Mystérieux four à Rimouski : 23 000$ pour élucider ses secrets
Soutenir une fouille archéologique
La campagne de financement participatif visant à soutenir une fouille archéologique du mystérieux four de l’Anse-au-Sable, dans le district Sacré-Cœur à Rimouski, se conclue avec une récolte de près de 23 000$.
Lancée par le Club des 50 ans et plus de Sacré-Cœur sur la plateforme La Ruche, l’initiative se terminant le 30 mai visait à permettre la réalisation, cet été, d’une fouille archéologique sur ce site qui intrigue depuis longtemps les passionnés d’histoire et de patrimoine.
La somme recueillie dépasse légèrement l’objectif fixé et permettra d’entreprendre les recherches prévues afin de mieux comprendre l’origine et l’utilisation de cette structure. Celle-ci s’apparente aux fours utilisés autrefois par les pêcheurs basques le long du fleuve Saint-Laurent.
Les promoteurs du projet espèrent découvrir des artéfacts qui pourraient fournir de nouveaux indices sur les premières activités économiques liées à l’exploitation des mammifères marins dans la région.
Site lié à l’histoire de Rimouski
Les archives manuscrites consultées jusqu’à présent laissent croire que ce four aurait servi à faire fondre la graisse de mammifères marins, notamment des baleines, des marsouins et des loups marins, afin de produire de l’huile utilisée, entre autres, pour l’éclairage.

**Consignes de l'exercice**
- A) Citez le passage de l'article sur le four de l'Anse-au-Sable qui commence par les mots contenant « La somme recueillie » et se termine par « dans la région. ».
- B) Énumérez, s'il vous plaît, les mammifères marins nommés dans l'article sur le four de l'Anse-au-Sable.

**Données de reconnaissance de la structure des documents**
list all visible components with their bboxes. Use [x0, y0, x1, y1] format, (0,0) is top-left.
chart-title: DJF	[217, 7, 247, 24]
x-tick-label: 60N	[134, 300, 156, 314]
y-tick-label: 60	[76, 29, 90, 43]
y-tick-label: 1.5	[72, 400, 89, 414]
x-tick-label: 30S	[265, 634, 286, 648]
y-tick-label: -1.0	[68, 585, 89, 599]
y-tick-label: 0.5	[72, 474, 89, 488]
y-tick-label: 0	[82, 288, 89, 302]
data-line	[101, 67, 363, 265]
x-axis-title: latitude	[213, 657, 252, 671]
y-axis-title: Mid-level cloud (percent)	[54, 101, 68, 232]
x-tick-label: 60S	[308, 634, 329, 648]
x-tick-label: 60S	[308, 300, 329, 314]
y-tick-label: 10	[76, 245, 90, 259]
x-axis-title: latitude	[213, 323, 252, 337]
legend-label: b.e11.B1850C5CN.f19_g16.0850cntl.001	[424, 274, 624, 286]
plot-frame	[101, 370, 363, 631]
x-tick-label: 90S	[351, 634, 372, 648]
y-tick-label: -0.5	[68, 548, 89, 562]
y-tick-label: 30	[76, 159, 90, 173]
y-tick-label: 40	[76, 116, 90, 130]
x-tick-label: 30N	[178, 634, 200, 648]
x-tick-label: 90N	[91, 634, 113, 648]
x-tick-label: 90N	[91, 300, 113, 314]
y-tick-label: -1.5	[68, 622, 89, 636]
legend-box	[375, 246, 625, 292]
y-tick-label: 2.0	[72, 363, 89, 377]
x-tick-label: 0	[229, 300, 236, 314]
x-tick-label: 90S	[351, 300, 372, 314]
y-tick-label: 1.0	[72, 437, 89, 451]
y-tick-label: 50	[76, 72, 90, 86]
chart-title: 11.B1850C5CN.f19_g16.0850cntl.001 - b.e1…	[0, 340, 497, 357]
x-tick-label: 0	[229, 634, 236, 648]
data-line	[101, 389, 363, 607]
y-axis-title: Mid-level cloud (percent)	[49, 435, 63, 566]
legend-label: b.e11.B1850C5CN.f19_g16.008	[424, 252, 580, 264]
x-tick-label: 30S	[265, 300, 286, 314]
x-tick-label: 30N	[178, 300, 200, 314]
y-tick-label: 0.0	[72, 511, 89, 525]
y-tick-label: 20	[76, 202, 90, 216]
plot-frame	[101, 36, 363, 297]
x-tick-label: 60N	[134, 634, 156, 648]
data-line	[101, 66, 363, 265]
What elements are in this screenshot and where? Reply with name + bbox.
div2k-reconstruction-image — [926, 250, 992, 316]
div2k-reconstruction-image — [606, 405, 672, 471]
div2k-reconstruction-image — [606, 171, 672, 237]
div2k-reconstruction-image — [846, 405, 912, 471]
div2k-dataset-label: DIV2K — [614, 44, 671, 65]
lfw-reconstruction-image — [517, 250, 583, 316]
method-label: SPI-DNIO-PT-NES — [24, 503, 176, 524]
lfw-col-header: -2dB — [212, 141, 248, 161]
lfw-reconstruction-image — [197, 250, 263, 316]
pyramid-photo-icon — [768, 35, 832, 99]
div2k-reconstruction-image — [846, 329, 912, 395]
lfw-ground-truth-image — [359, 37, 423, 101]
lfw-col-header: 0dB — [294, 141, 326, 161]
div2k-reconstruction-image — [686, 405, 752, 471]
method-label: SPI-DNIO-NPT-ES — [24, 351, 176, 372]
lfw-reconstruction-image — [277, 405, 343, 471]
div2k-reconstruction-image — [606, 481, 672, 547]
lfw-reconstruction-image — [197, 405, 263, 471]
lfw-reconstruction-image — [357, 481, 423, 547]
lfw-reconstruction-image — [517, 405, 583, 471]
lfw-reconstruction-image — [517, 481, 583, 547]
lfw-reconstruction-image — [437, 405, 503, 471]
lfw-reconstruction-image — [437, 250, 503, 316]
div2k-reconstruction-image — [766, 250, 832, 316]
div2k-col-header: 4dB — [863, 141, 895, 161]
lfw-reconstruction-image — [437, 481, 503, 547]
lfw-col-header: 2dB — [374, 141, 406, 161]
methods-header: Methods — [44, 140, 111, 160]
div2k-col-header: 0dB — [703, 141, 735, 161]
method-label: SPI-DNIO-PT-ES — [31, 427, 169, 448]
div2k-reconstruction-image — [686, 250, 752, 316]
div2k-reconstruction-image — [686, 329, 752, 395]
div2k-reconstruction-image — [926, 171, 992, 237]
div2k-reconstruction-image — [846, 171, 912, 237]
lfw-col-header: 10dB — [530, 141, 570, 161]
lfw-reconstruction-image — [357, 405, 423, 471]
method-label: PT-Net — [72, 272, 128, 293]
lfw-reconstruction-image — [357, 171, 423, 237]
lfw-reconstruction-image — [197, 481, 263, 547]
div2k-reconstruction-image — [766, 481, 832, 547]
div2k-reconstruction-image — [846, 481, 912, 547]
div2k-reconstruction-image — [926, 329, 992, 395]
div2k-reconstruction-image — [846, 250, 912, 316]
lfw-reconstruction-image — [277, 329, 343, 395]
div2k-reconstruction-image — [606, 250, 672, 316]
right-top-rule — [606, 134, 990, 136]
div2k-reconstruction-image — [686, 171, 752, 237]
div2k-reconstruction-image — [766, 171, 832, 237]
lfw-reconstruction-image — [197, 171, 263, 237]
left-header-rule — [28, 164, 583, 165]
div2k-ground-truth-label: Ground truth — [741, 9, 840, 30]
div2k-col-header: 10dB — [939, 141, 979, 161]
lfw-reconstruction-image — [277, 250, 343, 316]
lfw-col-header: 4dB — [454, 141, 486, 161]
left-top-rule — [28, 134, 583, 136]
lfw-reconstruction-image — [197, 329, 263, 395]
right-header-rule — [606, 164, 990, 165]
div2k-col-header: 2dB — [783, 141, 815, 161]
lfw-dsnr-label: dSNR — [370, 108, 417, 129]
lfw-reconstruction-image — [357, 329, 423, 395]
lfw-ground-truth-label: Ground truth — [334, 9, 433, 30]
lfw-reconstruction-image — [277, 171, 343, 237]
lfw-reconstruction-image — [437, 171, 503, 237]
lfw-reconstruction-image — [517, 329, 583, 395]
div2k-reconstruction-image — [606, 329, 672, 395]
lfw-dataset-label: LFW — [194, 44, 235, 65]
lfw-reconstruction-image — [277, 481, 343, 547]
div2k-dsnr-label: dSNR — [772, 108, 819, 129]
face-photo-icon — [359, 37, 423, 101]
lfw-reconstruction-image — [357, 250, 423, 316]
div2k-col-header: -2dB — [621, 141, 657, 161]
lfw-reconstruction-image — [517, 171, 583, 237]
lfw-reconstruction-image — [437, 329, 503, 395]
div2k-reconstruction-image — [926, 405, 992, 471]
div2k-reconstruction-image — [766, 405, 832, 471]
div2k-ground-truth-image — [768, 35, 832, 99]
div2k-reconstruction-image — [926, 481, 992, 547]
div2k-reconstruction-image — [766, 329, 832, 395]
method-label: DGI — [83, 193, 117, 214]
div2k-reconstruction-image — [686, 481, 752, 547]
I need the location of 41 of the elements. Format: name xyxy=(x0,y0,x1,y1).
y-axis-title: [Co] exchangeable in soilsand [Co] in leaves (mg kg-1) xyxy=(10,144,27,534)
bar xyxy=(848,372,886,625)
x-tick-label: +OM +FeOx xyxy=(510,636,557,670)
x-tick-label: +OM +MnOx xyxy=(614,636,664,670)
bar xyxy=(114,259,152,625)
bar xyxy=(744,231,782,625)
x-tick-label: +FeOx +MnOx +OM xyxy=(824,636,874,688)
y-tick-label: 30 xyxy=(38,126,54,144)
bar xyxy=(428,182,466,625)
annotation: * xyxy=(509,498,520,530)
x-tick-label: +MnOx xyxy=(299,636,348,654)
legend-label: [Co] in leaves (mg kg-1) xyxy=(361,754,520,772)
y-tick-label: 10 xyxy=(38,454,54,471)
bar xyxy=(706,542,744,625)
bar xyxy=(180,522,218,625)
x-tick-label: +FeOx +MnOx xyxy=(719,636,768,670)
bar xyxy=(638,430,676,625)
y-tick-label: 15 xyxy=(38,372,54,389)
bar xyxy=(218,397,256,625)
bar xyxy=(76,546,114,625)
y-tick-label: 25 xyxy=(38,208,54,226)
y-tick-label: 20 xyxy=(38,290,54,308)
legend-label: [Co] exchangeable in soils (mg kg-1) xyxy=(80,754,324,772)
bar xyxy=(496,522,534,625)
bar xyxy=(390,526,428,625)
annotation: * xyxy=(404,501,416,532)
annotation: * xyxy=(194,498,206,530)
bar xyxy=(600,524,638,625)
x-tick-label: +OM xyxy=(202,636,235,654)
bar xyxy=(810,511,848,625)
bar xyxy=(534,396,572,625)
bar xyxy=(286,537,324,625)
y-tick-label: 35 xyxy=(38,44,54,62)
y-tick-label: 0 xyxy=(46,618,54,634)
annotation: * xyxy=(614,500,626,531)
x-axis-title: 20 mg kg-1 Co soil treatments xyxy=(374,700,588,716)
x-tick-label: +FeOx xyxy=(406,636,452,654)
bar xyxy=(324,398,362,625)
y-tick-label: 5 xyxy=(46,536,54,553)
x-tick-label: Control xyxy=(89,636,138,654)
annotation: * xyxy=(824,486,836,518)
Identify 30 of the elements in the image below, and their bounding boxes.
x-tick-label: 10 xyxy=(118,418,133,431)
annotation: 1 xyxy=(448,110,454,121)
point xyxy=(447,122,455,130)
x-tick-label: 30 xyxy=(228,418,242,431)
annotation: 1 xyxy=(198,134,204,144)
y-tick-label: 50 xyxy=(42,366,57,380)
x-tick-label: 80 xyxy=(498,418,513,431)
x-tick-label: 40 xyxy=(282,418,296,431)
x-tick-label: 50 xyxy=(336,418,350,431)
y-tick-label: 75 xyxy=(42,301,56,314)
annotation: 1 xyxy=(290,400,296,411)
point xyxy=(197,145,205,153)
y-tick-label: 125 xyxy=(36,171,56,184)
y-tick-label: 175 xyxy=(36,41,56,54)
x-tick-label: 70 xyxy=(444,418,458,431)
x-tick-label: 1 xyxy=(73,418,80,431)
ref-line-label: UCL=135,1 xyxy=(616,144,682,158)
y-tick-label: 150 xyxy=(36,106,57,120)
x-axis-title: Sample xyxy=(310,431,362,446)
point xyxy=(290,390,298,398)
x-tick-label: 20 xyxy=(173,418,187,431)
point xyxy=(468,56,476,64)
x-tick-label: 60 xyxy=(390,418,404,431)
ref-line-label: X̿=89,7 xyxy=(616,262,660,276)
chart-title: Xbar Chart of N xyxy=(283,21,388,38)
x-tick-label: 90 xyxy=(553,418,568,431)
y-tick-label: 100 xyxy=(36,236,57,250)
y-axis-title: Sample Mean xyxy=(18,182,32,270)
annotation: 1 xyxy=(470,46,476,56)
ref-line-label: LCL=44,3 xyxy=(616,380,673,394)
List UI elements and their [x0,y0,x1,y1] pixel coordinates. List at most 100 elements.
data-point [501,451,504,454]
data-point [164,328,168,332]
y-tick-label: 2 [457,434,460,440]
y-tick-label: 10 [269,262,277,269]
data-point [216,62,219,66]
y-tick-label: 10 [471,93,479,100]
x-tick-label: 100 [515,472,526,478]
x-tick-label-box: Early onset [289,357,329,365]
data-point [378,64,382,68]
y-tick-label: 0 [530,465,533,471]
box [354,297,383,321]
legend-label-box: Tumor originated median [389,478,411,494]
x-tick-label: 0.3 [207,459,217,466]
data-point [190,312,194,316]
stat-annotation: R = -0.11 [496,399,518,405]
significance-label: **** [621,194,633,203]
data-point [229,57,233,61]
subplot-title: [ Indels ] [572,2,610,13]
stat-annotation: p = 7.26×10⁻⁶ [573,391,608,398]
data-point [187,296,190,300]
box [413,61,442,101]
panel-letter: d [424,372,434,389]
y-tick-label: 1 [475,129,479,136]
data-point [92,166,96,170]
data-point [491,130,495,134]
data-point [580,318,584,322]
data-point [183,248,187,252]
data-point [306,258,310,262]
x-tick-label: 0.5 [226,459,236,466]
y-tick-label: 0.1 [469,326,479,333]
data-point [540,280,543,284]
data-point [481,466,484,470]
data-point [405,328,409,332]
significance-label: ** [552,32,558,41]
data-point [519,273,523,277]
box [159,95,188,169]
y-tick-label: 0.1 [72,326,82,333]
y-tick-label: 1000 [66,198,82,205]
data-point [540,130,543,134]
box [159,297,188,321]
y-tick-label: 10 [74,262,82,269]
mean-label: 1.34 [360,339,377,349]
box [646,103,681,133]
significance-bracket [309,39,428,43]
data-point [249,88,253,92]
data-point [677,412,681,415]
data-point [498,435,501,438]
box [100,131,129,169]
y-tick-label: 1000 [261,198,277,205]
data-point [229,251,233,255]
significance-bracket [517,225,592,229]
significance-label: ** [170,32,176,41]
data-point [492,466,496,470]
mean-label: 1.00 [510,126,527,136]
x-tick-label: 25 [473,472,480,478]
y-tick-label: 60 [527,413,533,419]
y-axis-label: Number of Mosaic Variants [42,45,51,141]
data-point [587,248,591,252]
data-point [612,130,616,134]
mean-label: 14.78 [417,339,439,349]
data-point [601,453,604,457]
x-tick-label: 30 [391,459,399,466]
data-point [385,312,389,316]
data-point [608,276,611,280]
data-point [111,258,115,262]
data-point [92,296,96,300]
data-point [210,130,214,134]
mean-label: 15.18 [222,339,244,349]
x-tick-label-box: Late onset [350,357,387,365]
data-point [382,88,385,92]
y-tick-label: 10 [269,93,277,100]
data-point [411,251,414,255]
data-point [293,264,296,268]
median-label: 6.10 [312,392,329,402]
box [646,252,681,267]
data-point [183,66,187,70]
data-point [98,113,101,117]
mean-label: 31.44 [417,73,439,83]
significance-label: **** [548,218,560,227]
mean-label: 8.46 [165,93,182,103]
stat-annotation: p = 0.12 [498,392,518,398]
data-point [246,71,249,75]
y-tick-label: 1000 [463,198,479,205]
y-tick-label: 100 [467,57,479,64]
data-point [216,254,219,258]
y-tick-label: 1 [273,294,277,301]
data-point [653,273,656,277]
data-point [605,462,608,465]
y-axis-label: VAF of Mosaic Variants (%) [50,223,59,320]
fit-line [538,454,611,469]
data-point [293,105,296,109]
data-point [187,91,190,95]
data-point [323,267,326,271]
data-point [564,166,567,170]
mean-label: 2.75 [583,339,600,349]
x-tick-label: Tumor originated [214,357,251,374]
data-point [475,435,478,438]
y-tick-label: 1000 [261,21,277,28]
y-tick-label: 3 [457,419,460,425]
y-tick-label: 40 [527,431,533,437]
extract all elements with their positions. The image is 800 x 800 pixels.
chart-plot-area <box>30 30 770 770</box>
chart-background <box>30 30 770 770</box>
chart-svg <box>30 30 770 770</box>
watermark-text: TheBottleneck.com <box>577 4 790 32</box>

**Résultats**
- A)
La somme recueillie dépasse légèrement l’objectif fixé et permettra d’entreprendre les recherches prévues afin de mieux comprendre l’origine et l’utilisation de cette structure. Celle-ci s’apparente aux fours utilisés autrefois par les pêcheurs basques le long du fleuve Saint-Laurent.
Les promoteurs du projet espèrent découvrir des artéfacts qui pourraient fournir de nouveaux indices sur les premières activités économiques liées à l’exploitation des mammifères marins dans la région.

- B) baleines, marsouins, loups marins